[BEGIN Raw data]
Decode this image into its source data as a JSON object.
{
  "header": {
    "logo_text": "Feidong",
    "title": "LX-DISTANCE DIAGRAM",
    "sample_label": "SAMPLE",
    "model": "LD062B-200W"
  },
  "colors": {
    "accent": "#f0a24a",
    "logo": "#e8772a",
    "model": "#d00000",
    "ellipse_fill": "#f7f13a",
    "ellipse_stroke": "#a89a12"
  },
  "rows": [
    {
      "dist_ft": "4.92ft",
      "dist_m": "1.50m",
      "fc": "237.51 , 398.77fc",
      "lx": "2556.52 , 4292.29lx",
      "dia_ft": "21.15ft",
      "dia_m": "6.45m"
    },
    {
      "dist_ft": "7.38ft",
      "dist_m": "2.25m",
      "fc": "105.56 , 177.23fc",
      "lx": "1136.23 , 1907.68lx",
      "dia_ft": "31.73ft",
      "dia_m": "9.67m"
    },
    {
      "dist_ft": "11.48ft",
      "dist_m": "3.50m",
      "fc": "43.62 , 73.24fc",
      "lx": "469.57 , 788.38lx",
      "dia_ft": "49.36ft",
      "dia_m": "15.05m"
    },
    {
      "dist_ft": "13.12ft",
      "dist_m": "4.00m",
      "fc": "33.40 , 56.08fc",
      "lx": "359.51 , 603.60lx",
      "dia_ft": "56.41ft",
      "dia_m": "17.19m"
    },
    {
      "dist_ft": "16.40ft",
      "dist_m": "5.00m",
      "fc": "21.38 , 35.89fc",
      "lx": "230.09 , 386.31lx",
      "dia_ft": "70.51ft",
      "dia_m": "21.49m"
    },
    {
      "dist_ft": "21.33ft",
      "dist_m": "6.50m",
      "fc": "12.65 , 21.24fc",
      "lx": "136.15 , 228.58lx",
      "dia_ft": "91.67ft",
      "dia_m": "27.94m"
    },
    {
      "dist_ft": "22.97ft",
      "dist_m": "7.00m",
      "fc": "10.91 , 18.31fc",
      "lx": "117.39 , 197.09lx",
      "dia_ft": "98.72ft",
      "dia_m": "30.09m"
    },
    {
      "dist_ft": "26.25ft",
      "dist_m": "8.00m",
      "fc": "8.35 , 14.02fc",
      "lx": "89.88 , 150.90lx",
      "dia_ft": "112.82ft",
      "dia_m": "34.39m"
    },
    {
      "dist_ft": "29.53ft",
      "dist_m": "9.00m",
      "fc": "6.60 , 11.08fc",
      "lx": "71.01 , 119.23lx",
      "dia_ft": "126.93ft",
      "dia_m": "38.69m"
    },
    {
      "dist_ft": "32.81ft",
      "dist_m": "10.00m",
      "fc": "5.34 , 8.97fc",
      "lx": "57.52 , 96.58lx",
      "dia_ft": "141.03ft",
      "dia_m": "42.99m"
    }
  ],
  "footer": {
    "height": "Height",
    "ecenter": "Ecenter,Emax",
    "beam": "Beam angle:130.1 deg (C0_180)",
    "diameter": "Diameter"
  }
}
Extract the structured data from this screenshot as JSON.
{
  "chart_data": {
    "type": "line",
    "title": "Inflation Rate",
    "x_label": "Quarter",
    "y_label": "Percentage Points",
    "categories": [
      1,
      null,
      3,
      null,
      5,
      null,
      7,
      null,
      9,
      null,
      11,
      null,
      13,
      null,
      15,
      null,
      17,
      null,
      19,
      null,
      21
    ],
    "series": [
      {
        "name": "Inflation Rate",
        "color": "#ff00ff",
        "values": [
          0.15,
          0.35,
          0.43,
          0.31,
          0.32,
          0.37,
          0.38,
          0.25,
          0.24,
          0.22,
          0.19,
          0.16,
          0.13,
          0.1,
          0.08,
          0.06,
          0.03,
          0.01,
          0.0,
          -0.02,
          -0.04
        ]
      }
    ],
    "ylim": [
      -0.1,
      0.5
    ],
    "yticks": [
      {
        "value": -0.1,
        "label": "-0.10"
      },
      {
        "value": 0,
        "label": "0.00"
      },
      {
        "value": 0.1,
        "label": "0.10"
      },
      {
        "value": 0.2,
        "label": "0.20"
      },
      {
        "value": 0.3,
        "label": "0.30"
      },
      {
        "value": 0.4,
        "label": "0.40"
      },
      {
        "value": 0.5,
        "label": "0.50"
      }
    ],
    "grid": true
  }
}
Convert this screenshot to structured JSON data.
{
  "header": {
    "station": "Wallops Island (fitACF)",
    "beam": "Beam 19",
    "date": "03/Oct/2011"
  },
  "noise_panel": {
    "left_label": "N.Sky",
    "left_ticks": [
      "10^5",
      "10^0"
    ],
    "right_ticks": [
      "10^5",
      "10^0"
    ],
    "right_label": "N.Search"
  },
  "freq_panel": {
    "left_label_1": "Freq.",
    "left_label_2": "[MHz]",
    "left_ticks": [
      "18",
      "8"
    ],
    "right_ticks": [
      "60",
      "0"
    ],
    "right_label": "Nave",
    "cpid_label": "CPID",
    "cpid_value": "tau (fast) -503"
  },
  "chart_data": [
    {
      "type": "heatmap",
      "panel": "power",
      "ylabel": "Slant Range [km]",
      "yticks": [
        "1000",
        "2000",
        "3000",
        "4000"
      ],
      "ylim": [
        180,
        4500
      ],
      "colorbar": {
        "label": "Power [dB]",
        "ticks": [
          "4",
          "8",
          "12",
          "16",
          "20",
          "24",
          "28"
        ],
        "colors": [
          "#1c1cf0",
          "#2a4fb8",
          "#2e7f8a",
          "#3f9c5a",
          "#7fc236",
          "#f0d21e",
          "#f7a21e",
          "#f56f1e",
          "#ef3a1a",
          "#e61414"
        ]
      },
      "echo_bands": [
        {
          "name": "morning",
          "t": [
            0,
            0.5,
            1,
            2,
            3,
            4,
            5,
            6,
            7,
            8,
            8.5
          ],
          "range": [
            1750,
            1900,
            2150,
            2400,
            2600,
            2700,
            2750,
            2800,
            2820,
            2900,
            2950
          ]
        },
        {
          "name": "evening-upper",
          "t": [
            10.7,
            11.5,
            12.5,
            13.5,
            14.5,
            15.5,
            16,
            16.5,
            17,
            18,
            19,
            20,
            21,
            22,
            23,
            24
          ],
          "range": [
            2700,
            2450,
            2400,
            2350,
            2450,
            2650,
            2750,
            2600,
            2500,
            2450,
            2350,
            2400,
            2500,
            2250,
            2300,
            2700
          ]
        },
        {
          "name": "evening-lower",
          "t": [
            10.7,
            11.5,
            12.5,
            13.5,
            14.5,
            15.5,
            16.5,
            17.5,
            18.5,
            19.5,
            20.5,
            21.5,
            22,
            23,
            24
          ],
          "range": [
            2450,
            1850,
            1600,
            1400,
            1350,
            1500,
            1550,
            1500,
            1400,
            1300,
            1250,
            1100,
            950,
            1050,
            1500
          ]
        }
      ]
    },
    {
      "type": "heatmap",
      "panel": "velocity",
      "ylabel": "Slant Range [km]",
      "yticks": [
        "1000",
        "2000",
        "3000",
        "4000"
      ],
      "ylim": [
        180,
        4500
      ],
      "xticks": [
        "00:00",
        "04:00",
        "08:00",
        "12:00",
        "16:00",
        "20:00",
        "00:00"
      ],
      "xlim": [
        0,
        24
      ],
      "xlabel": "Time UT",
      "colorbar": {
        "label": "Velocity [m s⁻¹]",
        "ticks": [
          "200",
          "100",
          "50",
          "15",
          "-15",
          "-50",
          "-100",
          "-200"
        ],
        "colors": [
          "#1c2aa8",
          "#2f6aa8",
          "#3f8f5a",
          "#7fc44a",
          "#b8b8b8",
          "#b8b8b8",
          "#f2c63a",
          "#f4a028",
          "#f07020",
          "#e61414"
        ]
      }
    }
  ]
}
[END Raw data]
## Stated goal
Copy every line of the records word for word.

## Expected answer
Decode this image into its source data as a JSON object.
{
  "header": {
    "logo_text": "Feidong",
    "title": "LX-DISTANCE DIAGRAM",
    "sample_label": "SAMPLE",
    "model": "LD062B-200W"
  },
  "colors": {
    "accent": "#f0a24a",
    "logo": "#e8772a",
    "model": "#d00000",
    "ellipse_fill": "#f7f13a",
    "ellipse_stroke": "#a89a12"
  },
  "rows": [
    {
      "dist_ft": "4.92ft",
      "dist_m": "1.50m",
      "fc": "237.51 , 398.77fc",
      "lx": "2556.52 , 4292.29lx",
      "dia_ft": "21.15ft",
      "dia_m": "6.45m"
    },
    {
      "dist_ft": "7.38ft",
      "dist_m": "2.25m",
      "fc": "105.56 , 177.23fc",
      "lx": "1136.23 , 1907.68lx",
      "dia_ft": "31.73ft",
      "dia_m": "9.67m"
    },
    {
      "dist_ft": "11.48ft",
      "dist_m": "3.50m",
      "fc": "43.62 , 73.24fc",
      "lx": "469.57 , 788.38lx",
      "dia_ft": "49.36ft",
      "dia_m": "15.05m"
    },
    {
      "dist_ft": "13.12ft",
      "dist_m": "4.00m",
      "fc": "33.40 , 56.08fc",
      "lx": "359.51 , 603.60lx",
      "dia_ft": "56.41ft",
      "dia_m": "17.19m"
    },
    {
      "dist_ft": "16.40ft",
      "dist_m": "5.00m",
      "fc": "21.38 , 35.89fc",
      "lx": "230.09 , 386.31lx",
      "dia_ft": "70.51ft",
      "dia_m": "21.49m"
    },
    {
      "dist_ft": "21.33ft",
      "dist_m": "6.50m",
      "fc": "12.65 , 21.24fc",
      "lx": "136.15 , 228.58lx",
      "dia_ft": "91.67ft",
      "dia_m": "27.94m"
    },
    {
      "dist_ft": "22.97ft",
      "dist_m": "7.00m",
      "fc": "10.91 , 18.31fc",
      "lx": "117.39 , 197.09lx",
      "dia_ft": "98.72ft",
      "dia_m": "30.09m"
    },
    {
      "dist_ft": "26.25ft",
      "dist_m": "8.00m",
      "fc": "8.35 , 14.02fc",
      "lx": "89.88 , 150.90lx",
      "dia_ft": "112.82ft",
      "dia_m": "34.39m"
    },
    {
      "dist_ft": "29.53ft",
      "dist_m": "9.00m",
      "fc": "6.60 , 11.08fc",
      "lx": "71.01 , 119.23lx",
      "dia_ft": "126.93ft",
      "dia_m": "38.69m"
    },
    {
      "dist_ft": "32.81ft",
      "dist_m": "10.00m",
      "fc": "5.34 , 8.97fc",
      "lx": "57.52 , 96.58lx",
      "dia_ft": "141.03ft",
      "dia_m": "42.99m"
    }
  ],
  "footer": {
    "height": "Height",
    "ecenter": "Ecenter,Emax",
    "beam": "Beam angle:130.1 deg (C0_180)",
    "diameter": "Diameter"
  }
}
Extract the structured data from this screenshot as JSON.
{
  "chart_data": {
    "type": "line",
    "title": "Inflation Rate",
    "x_label": "Quarter",
    "y_label": "Percentage Points",
    "categories": [
      1,
      null,
      3,
      null,
      5,
      null,
      7,
      null,
      9,
      null,
      11,
      null,
      13,
      null,
      15,
      null,
      17,
      null,
      19,
      null,
      21
    ],
    "series": [
      {
        "name": "Inflation Rate",
        "color": "#ff00ff",
        "values": [
          0.15,
          0.35,
          0.43,
          0.31,
          0.32,
          0.37,
          0.38,
          0.25,
          0.24,
          0.22,
          0.19,
          0.16,
          0.13,
          0.1,
          0.08,
          0.06,
          0.03,
          0.01,
          0.0,
          -0.02,
          -0.04
        ]
      }
    ],
    "ylim": [
      -0.1,
      0.5
    ],
    "yticks": [
      {
        "value": -0.1,
        "label": "-0.10"
      },
      {
        "value": 0,
        "label": "0.00"
      },
      {
        "value": 0.1,
        "label": "0.10"
      },
      {
        "value": 0.2,
        "label": "0.20"
      },
      {
        "value": 0.3,
        "label": "0.30"
      },
      {
        "value": 0.4,
        "label": "0.40"
      },
      {
        "value": 0.5,
        "label": "0.50"
      }
    ],
    "grid": true
  }
}
Convert this screenshot to structured JSON data.
{
  "header": {
    "station": "Wallops Island (fitACF)",
    "beam": "Beam 19",
    "date": "03/Oct/2011"
  },
  "noise_panel": {
    "left_label": "N.Sky",
    "left_ticks": [
      "10^5",
      "10^0"
    ],
    "right_ticks": [
      "10^5",
      "10^0"
    ],
    "right_label": "N.Search"
  },
  "freq_panel": {
    "left_label_1": "Freq.",
    "left_label_2": "[MHz]",
    "left_ticks": [
      "18",
      "8"
    ],
    "right_ticks": [
      "60",
      "0"
    ],
    "right_label": "Nave",
    "cpid_label": "CPID",
    "cpid_value": "tau (fast) -503"
  },
  "chart_data": [
    {
      "type": "heatmap",
      "panel": "power",
      "ylabel": "Slant Range [km]",
      "yticks": [
        "1000",
        "2000",
        "3000",
        "4000"
      ],
      "ylim": [
        180,
        4500
      ],
      "colorbar": {
        "label": "Power [dB]",
        "ticks": [
          "4",
          "8",
          "12",
          "16",
          "20",
          "24",
          "28"
        ],
        "colors": [
          "#1c1cf0",
          "#2a4fb8",
          "#2e7f8a",
          "#3f9c5a",
          "#7fc236",
          "#f0d21e",
          "#f7a21e",
          "#f56f1e",
          "#ef3a1a",
          "#e61414"
        ]
      },
      "echo_bands": [
        {
          "name": "morning",
          "t": [
            0,
            0.5,
            1,
            2,
            3,
            4,
            5,
            6,
            7,
            8,
            8.5
          ],
          "range": [
            1750,
            1900,
            2150,
            2400,
            2600,
            2700,
            2750,
            2800,
            2820,
            2900,
            2950
          ]
        },
        {
          "name": "evening-upper",
          "t": [
            10.7,
            11.5,
            12.5,
            13.5,
            14.5,
            15.5,
            16,
            16.5,
            17,
            18,
            19,
            20,
            21,
            22,
            23,
            24
          ],
          "range": [
            2700,
            2450,
            2400,
            2350,
            2450,
            2650,
            2750,
            2600,
            2500,
            2450,
            2350,
            2400,
            2500,
            2250,
            2300,
            2700
          ]
        },
        {
          "name": "evening-lower",
          "t": [
            10.7,
            11.5,
            12.5,
            13.5,
            14.5,
            15.5,
            16.5,
            17.5,
            18.5,
            19.5,
            20.5,
            21.5,
            22,
            23,
            24
          ],
          "range": [
            2450,
            1850,
            1600,
            1400,
            1350,
            1500,
            1550,
            1500,
            1400,
            1300,
            1250,
            1100,
            950,
            1050,
            1500
          ]
        }
      ]
    },
    {
      "type": "heatmap",
      "panel": "velocity",
      "ylabel": "Slant Range [km]",
      "yticks": [
        "1000",
        "2000",
        "3000",
        "4000"
      ],
      "ylim": [
        180,
        4500
      ],
      "xticks": [
        "00:00",
        "04:00",
        "08:00",
        "12:00",
        "16:00",
        "20:00",
        "00:00"
      ],
      "xlim": [
        0,
        24
      ],
      "xlabel": "Time UT",
      "colorbar": {
        "label": "Velocity [m s⁻¹]",
        "ticks": [
          "200",
          "100",
          "50",
          "15",
          "-15",
          "-50",
          "-100",
          "-200"
        ],
        "colors": [
          "#1c2aa8",
          "#2f6aa8",
          "#3f8f5a",
          "#7fc44a",
          "#b8b8b8",
          "#b8b8b8",
          "#f2c63a",
          "#f4a028",
          "#f07020",
          "#e61414"
        ]
      }
    }
  ]
}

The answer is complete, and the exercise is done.